(A block of data)
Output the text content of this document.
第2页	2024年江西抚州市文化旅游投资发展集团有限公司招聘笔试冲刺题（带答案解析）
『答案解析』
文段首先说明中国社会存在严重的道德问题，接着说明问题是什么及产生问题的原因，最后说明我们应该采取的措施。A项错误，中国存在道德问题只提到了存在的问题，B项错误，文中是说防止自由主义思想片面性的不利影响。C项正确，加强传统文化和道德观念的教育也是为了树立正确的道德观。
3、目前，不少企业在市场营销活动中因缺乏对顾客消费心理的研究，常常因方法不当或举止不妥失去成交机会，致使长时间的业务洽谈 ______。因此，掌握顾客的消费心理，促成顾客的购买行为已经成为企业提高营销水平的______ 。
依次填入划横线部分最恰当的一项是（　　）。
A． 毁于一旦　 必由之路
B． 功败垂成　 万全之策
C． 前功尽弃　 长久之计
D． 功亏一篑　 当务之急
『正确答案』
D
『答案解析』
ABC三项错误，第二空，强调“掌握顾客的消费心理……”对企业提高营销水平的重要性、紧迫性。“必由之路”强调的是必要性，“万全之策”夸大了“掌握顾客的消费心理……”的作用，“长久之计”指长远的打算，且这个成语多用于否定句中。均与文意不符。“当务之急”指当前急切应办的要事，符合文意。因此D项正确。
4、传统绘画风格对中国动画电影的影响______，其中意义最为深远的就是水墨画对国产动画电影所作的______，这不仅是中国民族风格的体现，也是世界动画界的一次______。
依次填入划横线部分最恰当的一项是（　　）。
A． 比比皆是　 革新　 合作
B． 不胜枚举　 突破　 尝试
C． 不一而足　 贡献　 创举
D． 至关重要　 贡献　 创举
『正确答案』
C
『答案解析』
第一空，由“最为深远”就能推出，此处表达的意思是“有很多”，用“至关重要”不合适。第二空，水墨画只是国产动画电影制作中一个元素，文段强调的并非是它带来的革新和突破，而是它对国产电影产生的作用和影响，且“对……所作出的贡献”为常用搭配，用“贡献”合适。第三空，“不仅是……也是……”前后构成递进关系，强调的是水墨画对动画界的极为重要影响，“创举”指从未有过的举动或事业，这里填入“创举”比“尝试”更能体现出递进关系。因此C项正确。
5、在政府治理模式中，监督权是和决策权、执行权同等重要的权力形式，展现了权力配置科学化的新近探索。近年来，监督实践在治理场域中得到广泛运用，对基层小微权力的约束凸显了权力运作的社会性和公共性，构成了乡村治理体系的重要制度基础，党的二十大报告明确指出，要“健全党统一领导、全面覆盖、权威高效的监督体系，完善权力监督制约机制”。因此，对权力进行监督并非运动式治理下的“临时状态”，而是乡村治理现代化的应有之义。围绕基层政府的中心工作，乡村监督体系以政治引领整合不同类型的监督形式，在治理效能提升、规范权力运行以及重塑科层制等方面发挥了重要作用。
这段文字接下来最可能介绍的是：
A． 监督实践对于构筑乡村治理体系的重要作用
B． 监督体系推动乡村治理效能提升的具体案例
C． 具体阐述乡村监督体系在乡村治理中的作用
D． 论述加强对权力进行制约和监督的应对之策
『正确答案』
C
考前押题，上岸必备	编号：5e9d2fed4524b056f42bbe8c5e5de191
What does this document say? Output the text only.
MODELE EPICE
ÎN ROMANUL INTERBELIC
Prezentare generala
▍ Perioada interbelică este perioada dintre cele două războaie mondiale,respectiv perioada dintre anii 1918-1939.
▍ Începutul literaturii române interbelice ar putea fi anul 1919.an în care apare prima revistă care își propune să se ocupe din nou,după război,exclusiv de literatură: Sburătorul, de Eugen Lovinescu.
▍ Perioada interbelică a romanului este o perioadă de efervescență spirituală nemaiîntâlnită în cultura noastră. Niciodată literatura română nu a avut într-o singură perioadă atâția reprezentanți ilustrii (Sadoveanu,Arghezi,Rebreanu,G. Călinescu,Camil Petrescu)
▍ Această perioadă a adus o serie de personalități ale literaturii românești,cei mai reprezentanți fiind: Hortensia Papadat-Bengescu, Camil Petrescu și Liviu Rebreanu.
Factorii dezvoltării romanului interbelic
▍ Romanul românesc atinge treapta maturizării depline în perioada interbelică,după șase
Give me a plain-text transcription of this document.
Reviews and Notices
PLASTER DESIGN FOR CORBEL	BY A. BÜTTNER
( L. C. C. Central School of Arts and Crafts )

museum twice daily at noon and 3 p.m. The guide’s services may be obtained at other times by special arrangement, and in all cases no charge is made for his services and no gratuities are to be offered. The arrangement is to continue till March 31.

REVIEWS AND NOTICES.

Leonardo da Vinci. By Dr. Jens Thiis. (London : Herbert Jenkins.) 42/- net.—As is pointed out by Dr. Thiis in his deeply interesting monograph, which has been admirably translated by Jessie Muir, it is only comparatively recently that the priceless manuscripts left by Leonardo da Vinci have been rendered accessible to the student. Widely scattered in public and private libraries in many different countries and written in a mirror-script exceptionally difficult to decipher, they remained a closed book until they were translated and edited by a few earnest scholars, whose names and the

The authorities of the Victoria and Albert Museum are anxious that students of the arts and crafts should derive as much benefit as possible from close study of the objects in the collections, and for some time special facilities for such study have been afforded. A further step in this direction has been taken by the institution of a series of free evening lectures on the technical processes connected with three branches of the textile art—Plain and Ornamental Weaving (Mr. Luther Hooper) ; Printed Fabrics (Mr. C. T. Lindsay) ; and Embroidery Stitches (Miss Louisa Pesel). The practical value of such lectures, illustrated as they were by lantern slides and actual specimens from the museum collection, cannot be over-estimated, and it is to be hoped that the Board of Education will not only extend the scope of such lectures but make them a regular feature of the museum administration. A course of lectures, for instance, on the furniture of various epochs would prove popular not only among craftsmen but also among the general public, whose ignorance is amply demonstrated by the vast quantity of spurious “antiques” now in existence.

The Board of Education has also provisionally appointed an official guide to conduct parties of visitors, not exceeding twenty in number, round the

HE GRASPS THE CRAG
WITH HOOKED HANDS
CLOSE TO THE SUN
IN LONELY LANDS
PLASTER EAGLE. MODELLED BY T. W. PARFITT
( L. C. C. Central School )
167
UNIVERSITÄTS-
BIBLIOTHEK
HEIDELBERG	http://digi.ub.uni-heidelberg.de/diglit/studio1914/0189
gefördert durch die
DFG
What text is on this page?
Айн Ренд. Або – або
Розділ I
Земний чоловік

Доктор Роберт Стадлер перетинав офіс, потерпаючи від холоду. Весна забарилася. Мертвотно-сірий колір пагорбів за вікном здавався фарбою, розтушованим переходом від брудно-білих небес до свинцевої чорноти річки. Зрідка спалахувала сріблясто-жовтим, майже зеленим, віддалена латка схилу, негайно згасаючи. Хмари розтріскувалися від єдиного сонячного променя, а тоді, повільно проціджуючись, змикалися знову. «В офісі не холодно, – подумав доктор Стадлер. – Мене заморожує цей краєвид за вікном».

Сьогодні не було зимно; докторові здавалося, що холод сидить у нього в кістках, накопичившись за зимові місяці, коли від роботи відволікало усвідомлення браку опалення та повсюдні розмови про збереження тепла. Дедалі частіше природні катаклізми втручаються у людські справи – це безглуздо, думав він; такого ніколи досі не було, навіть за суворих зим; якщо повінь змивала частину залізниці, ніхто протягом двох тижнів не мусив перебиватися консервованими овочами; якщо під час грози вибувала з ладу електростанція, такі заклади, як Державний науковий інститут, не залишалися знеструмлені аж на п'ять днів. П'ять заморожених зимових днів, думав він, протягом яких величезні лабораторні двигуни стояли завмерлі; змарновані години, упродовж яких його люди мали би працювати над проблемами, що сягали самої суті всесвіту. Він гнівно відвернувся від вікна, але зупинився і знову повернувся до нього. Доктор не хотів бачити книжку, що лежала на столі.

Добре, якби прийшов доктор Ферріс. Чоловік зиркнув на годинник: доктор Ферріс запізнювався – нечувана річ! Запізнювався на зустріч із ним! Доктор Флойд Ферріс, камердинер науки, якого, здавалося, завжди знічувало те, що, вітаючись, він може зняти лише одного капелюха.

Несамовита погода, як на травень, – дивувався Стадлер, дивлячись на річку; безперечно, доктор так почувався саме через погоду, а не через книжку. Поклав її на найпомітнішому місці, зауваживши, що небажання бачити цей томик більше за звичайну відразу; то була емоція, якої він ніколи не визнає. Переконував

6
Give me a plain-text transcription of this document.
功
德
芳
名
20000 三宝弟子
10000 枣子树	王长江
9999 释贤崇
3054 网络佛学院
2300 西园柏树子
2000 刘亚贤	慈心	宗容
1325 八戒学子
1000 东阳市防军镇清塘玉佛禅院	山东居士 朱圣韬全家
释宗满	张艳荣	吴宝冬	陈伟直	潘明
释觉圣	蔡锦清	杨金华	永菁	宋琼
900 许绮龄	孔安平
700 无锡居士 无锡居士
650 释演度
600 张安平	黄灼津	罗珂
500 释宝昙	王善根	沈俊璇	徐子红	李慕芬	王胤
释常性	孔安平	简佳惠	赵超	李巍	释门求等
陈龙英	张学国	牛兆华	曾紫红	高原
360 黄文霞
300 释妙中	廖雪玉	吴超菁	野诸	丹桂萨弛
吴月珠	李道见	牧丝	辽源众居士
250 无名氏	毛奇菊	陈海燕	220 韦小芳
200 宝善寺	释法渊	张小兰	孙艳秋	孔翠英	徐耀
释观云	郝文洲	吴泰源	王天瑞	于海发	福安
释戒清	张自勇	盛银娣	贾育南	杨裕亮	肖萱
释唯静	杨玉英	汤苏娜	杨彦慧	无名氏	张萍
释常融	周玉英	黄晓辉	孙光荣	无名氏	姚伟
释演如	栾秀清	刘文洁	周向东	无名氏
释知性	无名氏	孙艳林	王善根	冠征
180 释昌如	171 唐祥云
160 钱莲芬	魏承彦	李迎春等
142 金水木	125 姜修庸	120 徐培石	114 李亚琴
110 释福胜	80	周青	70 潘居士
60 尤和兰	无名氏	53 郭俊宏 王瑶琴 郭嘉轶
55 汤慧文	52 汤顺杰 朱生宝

WHAT YOU WILL DO: Which lines hold the word "guide"? Copy each of them from the records.

SOLVED PROBLEM:
museum twice daily at noon and 3 p.m. The guide’s services may be obtained at other times by special arrangement, and in all cases no charge is made for his services and no gratuities are to be offered. The arrangement is to continue till March 31.
The Board of Education has also provisionally appointed an official guide to conduct parties of visitors, not exceeding twenty in number, round the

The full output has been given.